▸ EXERCISE DESCRIPTION
List every line of the records below that contains the string "segment", copying each line in full.

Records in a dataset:
++++

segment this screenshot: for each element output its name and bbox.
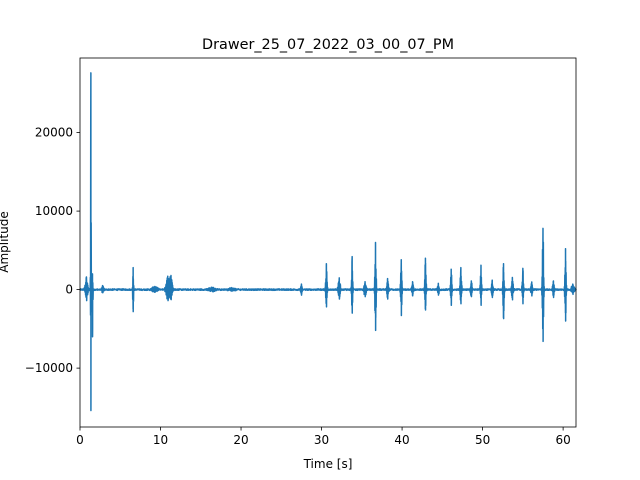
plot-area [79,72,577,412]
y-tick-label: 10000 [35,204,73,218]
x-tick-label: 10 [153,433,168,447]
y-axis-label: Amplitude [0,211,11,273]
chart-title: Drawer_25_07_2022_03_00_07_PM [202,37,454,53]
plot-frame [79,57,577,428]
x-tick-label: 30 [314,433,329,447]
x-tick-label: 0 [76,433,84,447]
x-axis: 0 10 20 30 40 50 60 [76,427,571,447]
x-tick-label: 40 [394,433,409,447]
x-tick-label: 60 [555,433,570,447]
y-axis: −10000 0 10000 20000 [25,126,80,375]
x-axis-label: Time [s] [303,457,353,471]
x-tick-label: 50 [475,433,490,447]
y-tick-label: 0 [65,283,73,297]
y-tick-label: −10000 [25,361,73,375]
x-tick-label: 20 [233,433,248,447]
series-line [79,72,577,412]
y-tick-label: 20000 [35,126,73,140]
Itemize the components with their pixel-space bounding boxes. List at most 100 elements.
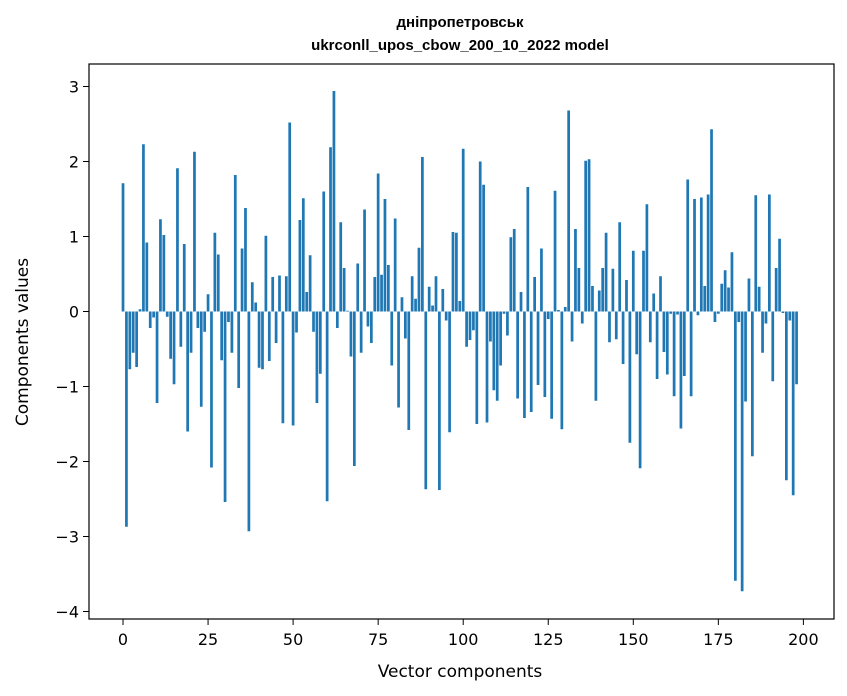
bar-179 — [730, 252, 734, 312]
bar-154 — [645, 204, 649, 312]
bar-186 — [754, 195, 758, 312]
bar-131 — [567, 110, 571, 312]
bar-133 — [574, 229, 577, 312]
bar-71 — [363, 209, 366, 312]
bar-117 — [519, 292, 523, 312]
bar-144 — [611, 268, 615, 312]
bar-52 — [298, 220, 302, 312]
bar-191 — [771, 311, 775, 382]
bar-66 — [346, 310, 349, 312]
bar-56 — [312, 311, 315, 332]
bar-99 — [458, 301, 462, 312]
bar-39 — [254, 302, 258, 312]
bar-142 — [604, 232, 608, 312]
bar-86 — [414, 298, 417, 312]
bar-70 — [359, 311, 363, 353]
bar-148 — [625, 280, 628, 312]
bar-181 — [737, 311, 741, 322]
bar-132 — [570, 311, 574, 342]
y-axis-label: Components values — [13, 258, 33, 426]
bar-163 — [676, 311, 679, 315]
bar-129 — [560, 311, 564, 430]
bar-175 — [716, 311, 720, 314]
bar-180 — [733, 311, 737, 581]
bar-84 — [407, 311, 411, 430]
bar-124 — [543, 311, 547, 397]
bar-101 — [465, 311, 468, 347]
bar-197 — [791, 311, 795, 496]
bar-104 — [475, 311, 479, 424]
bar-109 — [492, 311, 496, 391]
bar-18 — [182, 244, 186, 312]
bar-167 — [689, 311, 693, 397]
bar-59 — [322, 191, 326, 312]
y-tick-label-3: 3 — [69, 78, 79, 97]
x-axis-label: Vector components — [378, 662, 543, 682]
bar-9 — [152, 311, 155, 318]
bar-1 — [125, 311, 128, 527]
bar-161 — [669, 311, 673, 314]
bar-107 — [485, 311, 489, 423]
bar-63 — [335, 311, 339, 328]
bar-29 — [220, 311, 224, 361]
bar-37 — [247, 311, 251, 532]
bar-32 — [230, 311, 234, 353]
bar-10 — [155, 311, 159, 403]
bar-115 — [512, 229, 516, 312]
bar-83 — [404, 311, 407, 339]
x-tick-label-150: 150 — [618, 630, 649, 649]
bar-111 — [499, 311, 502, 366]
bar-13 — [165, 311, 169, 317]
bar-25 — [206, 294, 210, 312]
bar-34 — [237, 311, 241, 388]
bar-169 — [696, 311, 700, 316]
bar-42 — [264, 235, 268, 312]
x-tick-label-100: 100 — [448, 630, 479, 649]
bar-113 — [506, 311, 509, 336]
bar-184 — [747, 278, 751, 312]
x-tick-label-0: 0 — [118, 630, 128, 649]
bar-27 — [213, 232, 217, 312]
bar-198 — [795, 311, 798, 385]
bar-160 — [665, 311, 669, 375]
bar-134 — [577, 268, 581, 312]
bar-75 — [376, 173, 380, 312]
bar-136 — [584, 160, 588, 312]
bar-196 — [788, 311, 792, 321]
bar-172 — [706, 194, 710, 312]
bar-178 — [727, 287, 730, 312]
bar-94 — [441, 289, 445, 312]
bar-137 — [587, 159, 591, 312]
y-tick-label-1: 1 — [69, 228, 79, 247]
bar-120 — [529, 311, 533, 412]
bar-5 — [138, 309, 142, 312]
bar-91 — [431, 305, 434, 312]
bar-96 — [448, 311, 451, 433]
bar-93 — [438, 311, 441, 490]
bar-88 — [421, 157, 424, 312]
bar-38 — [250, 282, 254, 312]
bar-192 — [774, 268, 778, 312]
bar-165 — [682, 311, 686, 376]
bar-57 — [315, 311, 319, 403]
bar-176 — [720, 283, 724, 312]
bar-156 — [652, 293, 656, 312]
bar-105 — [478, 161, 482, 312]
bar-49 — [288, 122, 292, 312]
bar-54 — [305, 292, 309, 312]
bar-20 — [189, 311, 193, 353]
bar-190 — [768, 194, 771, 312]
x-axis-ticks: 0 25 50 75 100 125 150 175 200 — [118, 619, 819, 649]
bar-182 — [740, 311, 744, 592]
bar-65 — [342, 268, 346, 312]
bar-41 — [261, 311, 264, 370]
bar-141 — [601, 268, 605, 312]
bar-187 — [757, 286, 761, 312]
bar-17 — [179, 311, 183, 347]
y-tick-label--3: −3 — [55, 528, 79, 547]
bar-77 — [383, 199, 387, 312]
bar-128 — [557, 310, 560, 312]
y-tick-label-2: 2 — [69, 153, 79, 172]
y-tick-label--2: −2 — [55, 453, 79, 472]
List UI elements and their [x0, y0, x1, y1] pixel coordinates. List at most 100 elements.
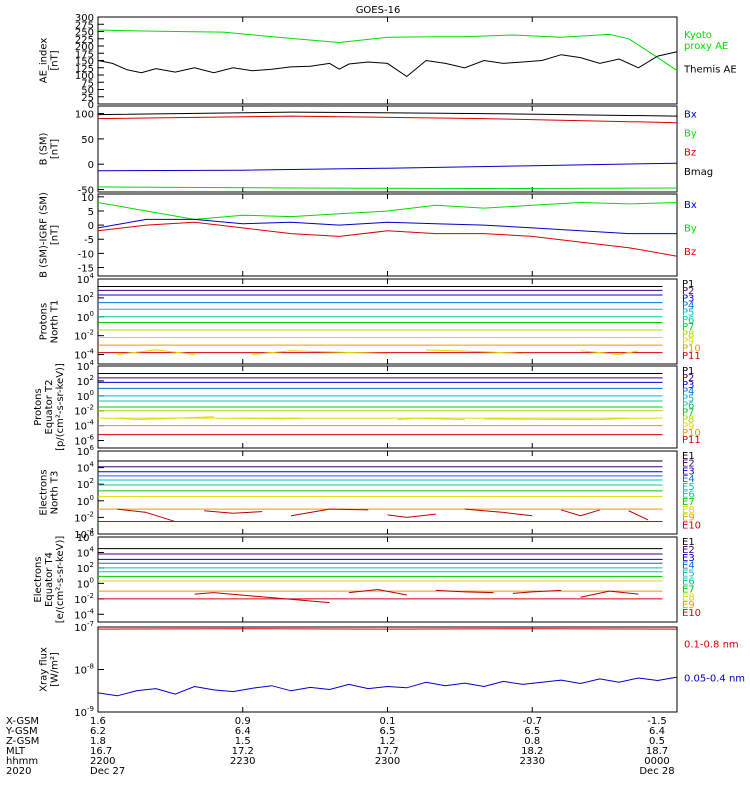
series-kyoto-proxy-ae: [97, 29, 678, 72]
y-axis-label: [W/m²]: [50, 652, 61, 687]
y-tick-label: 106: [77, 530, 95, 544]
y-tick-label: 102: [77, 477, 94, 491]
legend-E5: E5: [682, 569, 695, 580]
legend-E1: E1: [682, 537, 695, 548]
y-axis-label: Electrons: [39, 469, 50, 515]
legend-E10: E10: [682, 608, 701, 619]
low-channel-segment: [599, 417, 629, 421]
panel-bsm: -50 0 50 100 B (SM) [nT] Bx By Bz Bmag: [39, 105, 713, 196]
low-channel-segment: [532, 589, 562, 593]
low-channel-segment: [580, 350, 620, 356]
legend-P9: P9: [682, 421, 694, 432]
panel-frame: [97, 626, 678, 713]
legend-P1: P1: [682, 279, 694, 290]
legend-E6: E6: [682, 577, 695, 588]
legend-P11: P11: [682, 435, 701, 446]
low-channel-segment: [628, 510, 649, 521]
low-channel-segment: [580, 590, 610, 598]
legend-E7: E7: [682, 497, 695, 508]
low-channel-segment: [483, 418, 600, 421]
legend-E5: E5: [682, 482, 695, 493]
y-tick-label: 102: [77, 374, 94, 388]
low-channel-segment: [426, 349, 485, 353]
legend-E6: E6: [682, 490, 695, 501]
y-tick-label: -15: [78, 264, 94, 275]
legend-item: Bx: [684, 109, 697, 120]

++++

▸ FINISHED ANSWER
segment this screenshot: for each element output its name and bbox.
low-channel-segment: [599, 417, 629, 421]
low-channel-segment: [532, 589, 562, 593]
low-channel-segment: [580, 350, 620, 356]
low-channel-segment: [628, 510, 649, 521]
low-channel-segment: [580, 590, 610, 598]
low-channel-segment: [483, 418, 600, 421]
low-channel-segment: [426, 349, 485, 353]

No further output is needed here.